[INSTRUCTIONS TO FOLLOW] Reproduce all lines of the listing below in which the word "this" occurs.

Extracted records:
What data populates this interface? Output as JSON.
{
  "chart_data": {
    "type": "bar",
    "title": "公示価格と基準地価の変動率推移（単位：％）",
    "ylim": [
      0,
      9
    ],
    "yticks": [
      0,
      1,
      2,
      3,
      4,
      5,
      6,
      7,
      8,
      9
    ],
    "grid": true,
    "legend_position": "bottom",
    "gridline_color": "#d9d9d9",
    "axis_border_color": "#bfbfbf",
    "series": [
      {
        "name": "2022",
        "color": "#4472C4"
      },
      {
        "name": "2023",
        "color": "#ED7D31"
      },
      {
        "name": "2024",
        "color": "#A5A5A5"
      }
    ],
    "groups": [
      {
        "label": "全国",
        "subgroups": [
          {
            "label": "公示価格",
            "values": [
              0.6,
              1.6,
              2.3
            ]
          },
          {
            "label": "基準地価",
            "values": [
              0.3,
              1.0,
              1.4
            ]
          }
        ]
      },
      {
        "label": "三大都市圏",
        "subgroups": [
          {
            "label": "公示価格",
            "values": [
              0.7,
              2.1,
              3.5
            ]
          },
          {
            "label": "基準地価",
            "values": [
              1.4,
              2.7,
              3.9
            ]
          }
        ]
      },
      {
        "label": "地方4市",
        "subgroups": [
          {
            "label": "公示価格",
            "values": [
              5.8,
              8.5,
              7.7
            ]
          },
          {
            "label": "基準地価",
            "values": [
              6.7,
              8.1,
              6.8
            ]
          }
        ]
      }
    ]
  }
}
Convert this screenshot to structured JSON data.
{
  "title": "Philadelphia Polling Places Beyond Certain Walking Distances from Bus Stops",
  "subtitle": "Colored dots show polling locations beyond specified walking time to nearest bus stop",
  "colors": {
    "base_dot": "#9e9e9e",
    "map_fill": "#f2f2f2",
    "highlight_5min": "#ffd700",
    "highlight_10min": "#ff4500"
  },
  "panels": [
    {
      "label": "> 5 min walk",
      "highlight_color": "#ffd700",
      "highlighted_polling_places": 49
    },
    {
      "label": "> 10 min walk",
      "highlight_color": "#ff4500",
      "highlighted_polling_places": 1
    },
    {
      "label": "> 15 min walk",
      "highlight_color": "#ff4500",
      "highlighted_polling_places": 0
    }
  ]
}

[FINISHED EXERCISE]
What data populates this interface? Output as JSON.
Convert this screenshot to structured JSON data.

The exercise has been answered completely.